▸ PROBLEM DETAILS:
Gather each line of the entries below that includes "suspension".

▸ MATERIAL TO PROCESS:
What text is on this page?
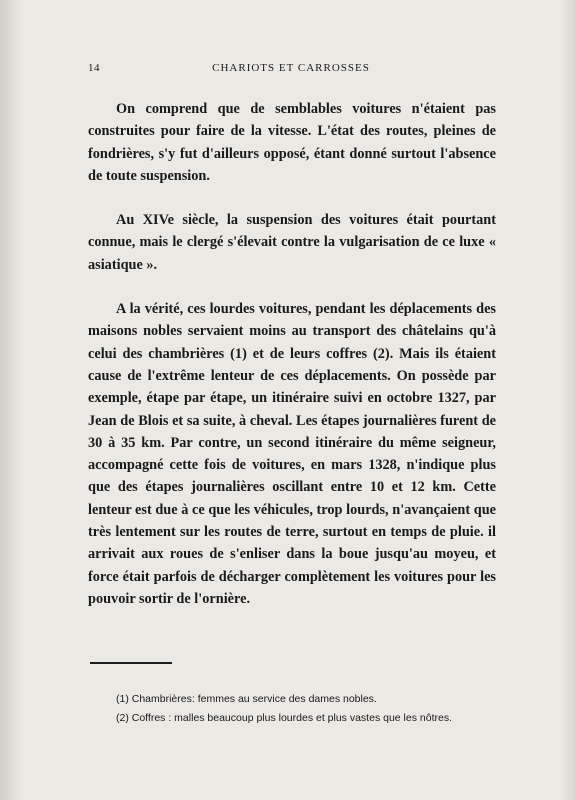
14	CHARIOTS ET CARROSSES

On comprend que de semblables voitures n'étaient pas construites pour faire de la vitesse. L'état des routes, pleines de fondrières, s'y fut d'ailleurs opposé, étant donné surtout l'absence de toute suspension.

Au XIVe siècle, la suspension des voitures était pourtant connue, mais le clergé s'élevait contre la vulgarisation de ce luxe « asiatique ».

A la vérité, ces lourdes voitures, pendant les déplacements des maisons nobles servaient moins au transport des châtelains qu'à celui des chambrières (1) et de leurs coffres (2). Mais ils étaient cause de l'extrême lenteur de ces déplacements. On possède par exemple, étape par étape, un itinéraire suivi en octobre 1327, par Jean de Blois et sa suite, à cheval. Les étapes journalières furent de 30 à 35 km. Par contre, un second itinéraire du même seigneur, accompagné cette fois de voitures, en mars 1328, n'indique plus que des étapes journalières oscillant entre 10 et 12 km. Cette lenteur est due à ce que les véhicules, trop lourds, n'avançaient que très lentement sur les routes de terre, surtout en temps de pluie. il arrivait aux roues de s'enliser dans la boue jusqu'au moyeu, et force était parfois de décharger complètement les voitures pour les pouvoir sortir de l'ornière.

(1) Chambrières: femmes au service des dames nobles.

(2) Coffres : malles beaucoup plus lourdes et plus vastes que les nôtres.
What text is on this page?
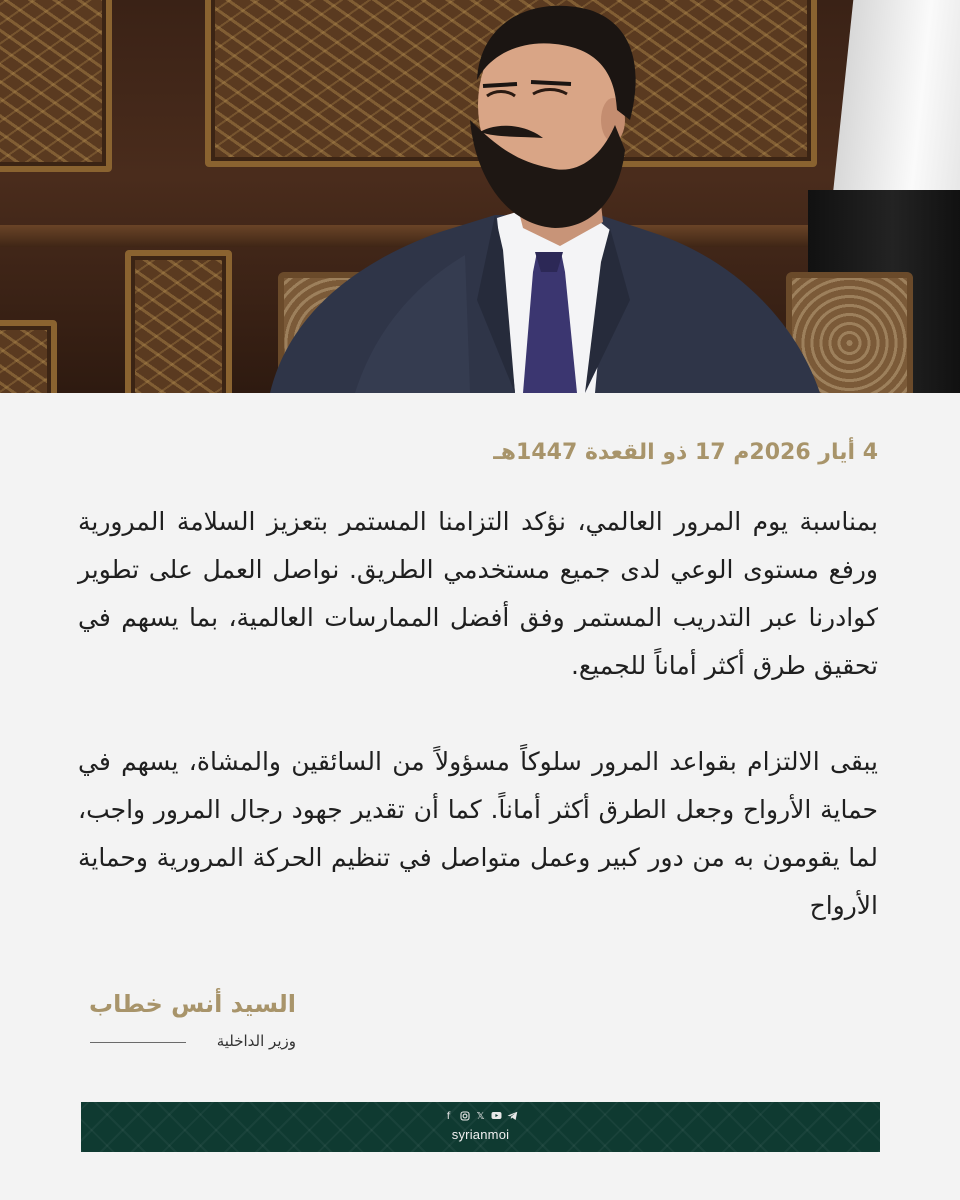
4 أيار 2026م 17 ذو القعدة 1447هـ
بمناسبة يوم المرور العالمي، نؤكد التزامنا المستمر بتعزيز السلامة المرورية ورفع مستوى الوعي لدى جميع مستخدمي الطريق. نواصل العمل على تطوير كوادرنا عبر التدريب المستمر وفق أفضل الممارسات العالمية، بما يسهم في تحقيق طرق أكثر أماناً للجميع.
يبقى الالتزام بقواعد المرور سلوكاً مسؤولاً من السائقين والمشاة، يسهم في حماية الأرواح وجعل الطرق أكثر أماناً. كما أن تقدير جهود رجال المرور واجب، لما يقومون به من دور كبير وعمل متواصل في تنظيم الحركة المرورية وحماية الأرواح
السيد أنس خطاب
وزير الداخلية
f	𝕏
syrianmoi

▸ THE REPLY:
On comprend que de semblables voitures n'étaient pas construites pour faire de la vitesse. L'état des routes, pleines de fondrières, s'y fut d'ailleurs opposé, étant donné surtout l'absence de toute suspension.
Au XIVe siècle, la suspension des voitures était pourtant connue, mais le clergé s'élevait contre la vulgarisation de ce luxe « asiatique ».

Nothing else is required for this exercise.